-- Begin Rows --

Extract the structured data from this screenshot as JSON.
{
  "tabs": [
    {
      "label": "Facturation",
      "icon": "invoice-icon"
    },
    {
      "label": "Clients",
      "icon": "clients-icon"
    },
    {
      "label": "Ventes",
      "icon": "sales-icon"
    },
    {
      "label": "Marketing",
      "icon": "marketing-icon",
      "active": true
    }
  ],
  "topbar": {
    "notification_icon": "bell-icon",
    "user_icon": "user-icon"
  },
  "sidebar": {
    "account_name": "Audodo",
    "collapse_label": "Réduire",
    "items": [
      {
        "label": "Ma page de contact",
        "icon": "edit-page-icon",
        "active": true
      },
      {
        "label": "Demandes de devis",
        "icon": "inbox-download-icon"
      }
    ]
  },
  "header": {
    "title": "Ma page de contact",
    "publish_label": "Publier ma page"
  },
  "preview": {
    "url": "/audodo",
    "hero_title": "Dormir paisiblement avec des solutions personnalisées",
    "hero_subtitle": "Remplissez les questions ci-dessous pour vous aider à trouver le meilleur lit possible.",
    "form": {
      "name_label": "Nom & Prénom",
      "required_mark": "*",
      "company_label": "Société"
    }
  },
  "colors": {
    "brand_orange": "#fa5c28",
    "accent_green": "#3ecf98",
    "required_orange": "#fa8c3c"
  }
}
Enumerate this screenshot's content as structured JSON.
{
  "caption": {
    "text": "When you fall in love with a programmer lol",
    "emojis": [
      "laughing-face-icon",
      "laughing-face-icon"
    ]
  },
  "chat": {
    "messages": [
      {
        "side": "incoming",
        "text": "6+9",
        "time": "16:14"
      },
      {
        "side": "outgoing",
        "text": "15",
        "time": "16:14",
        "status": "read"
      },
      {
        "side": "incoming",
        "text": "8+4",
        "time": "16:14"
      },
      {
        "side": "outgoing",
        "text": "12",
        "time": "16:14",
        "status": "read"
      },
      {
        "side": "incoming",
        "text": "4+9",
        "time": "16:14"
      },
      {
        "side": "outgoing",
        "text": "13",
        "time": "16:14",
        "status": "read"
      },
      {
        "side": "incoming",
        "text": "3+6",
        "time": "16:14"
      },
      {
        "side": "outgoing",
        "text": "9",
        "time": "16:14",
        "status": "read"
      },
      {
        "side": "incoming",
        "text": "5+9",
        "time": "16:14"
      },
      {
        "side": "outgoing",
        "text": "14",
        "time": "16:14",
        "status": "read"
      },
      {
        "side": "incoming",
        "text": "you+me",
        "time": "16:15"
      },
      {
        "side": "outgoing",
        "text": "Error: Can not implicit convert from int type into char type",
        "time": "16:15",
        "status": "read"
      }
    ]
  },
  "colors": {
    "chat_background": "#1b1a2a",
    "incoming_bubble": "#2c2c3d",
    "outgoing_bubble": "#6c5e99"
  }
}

-- End Rows --

**Task brief**
Would you reproduce all the entries exactly?

**Complete response**
Extract the structured data from this screenshot as JSON.
{
  "tabs": [
    {
      "label": "Facturation",
      "icon": "invoice-icon"
    },
    {
      "label": "Clients",
      "icon": "clients-icon"
    },
    {
      "label": "Ventes",
      "icon": "sales-icon"
    },
    {
      "label": "Marketing",
      "icon": "marketing-icon",
      "active": true
    }
  ],
  "topbar": {
    "notification_icon": "bell-icon",
    "user_icon": "user-icon"
  },
  "sidebar": {
    "account_name": "Audodo",
    "collapse_label": "Réduire",
    "items": [
      {
        "label": "Ma page de contact",
        "icon": "edit-page-icon",
        "active": true
      },
      {
        "label": "Demandes de devis",
        "icon": "inbox-download-icon"
      }
    ]
  },
  "header": {
    "title": "Ma page de contact",
    "publish_label": "Publier ma page"
  },
  "preview": {
    "url": "/audodo",
    "hero_title": "Dormir paisiblement avec des solutions personnalisées",
    "hero_subtitle": "Remplissez les questions ci-dessous pour vous aider à trouver le meilleur lit possible.",
    "form": {
      "name_label": "Nom & Prénom",
      "required_mark": "*",
      "company_label": "Société"
    }
  },
  "colors": {
    "brand_orange": "#fa5c28",
    "accent_green": "#3ecf98",
    "required_orange": "#fa8c3c"
  }
}
Enumerate this screenshot's content as structured JSON.
{
  "caption": {
    "text": "When you fall in love with a programmer lol",
    "emojis": [
      "laughing-face-icon",
      "laughing-face-icon"
    ]
  },
  "chat": {
    "messages": [
      {
        "side": "incoming",
        "text": "6+9",
        "time": "16:14"
      },
      {
        "side": "outgoing",
        "text": "15",
        "time": "16:14",
        "status": "read"
      },
      {
        "side": "incoming",
        "text": "8+4",
        "time": "16:14"
      },
      {
        "side": "outgoing",
        "text": "12",
        "time": "16:14",
        "status": "read"
      },
      {
        "side": "incoming",
        "text": "4+9",
        "time": "16:14"
      },
      {
        "side": "outgoing",
        "text": "13",
        "time": "16:14",
        "status": "read"
      },
      {
        "side": "incoming",
        "text": "3+6",
        "time": "16:14"
      },
      {
        "side": "outgoing",
        "text": "9",
        "time": "16:14",
        "status": "read"
      },
      {
        "side": "incoming",
        "text": "5+9",
        "time": "16:14"
      },
      {
        "side": "outgoing",
        "text": "14",
        "time": "16:14",
        "status": "read"
      },
      {
        "side": "incoming",
        "text": "you+me",
        "time": "16:15"
      },
      {
        "side": "outgoing",
        "text": "Error: Can not implicit convert from int type into char type",
        "time": "16:15",
        "status": "read"
      }
    ]
  },
  "colors": {
    "chat_background": "#1b1a2a",
    "incoming_bubble": "#2c2c3d",
    "outgoing_bubble": "#6c5e99"
  }
}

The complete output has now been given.